LISTED RECORDS.
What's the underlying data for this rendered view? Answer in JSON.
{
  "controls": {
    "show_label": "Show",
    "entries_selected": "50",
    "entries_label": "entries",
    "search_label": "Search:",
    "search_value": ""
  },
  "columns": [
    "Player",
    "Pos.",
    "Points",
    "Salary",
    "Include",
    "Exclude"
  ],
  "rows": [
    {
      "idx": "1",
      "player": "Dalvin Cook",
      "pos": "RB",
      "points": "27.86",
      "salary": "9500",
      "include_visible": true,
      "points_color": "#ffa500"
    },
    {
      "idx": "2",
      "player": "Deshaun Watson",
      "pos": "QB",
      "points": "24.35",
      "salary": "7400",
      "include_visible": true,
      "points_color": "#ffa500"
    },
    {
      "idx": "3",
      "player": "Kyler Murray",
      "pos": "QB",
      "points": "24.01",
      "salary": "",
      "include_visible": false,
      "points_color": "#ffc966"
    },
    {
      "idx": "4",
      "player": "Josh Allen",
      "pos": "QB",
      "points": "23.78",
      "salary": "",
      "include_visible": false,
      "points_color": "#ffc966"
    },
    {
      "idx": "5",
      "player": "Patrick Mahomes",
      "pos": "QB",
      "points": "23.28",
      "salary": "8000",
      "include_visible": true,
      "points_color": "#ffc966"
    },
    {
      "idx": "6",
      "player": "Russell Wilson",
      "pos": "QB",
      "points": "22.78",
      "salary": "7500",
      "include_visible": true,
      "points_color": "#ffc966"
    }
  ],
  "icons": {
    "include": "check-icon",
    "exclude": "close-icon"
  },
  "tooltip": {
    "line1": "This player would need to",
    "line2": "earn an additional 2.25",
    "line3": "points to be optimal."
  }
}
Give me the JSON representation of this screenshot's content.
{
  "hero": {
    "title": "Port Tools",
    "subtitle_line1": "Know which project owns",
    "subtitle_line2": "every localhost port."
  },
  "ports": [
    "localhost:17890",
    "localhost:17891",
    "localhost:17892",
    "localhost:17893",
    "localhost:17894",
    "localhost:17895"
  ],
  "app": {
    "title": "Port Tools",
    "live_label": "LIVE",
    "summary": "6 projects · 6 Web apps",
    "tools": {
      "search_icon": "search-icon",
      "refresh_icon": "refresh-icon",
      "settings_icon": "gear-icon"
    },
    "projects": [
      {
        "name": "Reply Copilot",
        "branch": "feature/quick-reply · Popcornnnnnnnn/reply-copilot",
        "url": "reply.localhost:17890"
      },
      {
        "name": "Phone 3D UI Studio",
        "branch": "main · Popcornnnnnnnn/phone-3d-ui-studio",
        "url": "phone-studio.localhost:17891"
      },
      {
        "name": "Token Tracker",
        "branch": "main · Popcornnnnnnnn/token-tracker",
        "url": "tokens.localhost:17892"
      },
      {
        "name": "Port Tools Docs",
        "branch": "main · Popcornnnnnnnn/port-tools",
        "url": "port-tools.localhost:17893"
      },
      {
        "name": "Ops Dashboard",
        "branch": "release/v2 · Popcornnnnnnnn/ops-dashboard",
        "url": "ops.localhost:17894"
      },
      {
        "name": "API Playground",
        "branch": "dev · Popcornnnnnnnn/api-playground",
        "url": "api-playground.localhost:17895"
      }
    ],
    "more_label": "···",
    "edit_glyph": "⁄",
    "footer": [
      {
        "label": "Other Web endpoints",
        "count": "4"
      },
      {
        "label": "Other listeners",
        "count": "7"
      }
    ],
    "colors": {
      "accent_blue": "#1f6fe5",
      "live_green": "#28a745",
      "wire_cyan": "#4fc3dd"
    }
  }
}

PROBLEM TO SOLVE.
Go through the records above and retype each one exactly.

EXERCISE SOLUTION.
What's the underlying data for this rendered view? Answer in JSON.
{
  "controls": {
    "show_label": "Show",
    "entries_selected": "50",
    "entries_label": "entries",
    "search_label": "Search:",
    "search_value": ""
  },
  "columns": [
    "Player",
    "Pos.",
    "Points",
    "Salary",
    "Include",
    "Exclude"
  ],
  "rows": [
    {
      "idx": "1",
      "player": "Dalvin Cook",
      "pos": "RB",
      "points": "27.86",
      "salary": "9500",
      "include_visible": true,
      "points_color": "#ffa500"
    },
    {
      "idx": "2",
      "player": "Deshaun Watson",
      "pos": "QB",
      "points": "24.35",
      "salary": "7400",
      "include_visible": true,
      "points_color": "#ffa500"
    },
    {
      "idx": "3",
      "player": "Kyler Murray",
      "pos": "QB",
      "points": "24.01",
      "salary": "",
      "include_visible": false,
      "points_color": "#ffc966"
    },
    {
      "idx": "4",
      "player": "Josh Allen",
      "pos": "QB",
      "points": "23.78",
      "salary": "",
      "include_visible": false,
      "points_color": "#ffc966"
    },
    {
      "idx": "5",
      "player": "Patrick Mahomes",
      "pos": "QB",
      "points": "23.28",
      "salary": "8000",
      "include_visible": true,
      "points_color": "#ffc966"
    },
    {
      "idx": "6",
      "player": "Russell Wilson",
      "pos": "QB",
      "points": "22.78",
      "salary": "7500",
      "include_visible": true,
      "points_color": "#ffc966"
    }
  ],
  "icons": {
    "include": "check-icon",
    "exclude": "close-icon"
  },
  "tooltip": {
    "line1": "This player would need to",
    "line2": "earn an additional 2.25",
    "line3": "points to be optimal."
  }
}
Give me the JSON representation of this screenshot's content.
{
  "hero": {
    "title": "Port Tools",
    "subtitle_line1": "Know which project owns",
    "subtitle_line2": "every localhost port."
  },
  "ports": [
    "localhost:17890",
    "localhost:17891",
    "localhost:17892",
    "localhost:17893",
    "localhost:17894",
    "localhost:17895"
  ],
  "app": {
    "title": "Port Tools",
    "live_label": "LIVE",
    "summary": "6 projects · 6 Web apps",
    "tools": {
      "search_icon": "search-icon",
      "refresh_icon": "refresh-icon",
      "settings_icon": "gear-icon"
    },
    "projects": [
      {
        "name": "Reply Copilot",
        "branch": "feature/quick-reply · Popcornnnnnnnn/reply-copilot",
        "url": "reply.localhost:17890"
      },
      {
        "name": "Phone 3D UI Studio",
        "branch": "main · Popcornnnnnnnn/phone-3d-ui-studio",
        "url": "phone-studio.localhost:17891"
      },
      {
        "name": "Token Tracker",
        "branch": "main · Popcornnnnnnnn/token-tracker",
        "url": "tokens.localhost:17892"
      },
      {
        "name": "Port Tools Docs",
        "branch": "main · Popcornnnnnnnn/port-tools",
        "url": "port-tools.localhost:17893"
      },
      {
        "name": "Ops Dashboard",
        "branch": "release/v2 · Popcornnnnnnnn/ops-dashboard",
        "url": "ops.localhost:17894"
      },
      {
        "name": "API Playground",
        "branch": "dev · Popcornnnnnnnn/api-playground",
        "url": "api-playground.localhost:17895"
      }
    ],
    "more_label": "···",
    "edit_glyph": "⁄",
    "footer": [
      {
        "label": "Other Web endpoints",
        "count": "4"
      },
      {
        "label": "Other listeners",
        "count": "7"
      }
    ],
    "colors": {
      "accent_blue": "#1f6fe5",
      "live_green": "#28a745",
      "wire_cyan": "#4fc3dd"
    }
  }
}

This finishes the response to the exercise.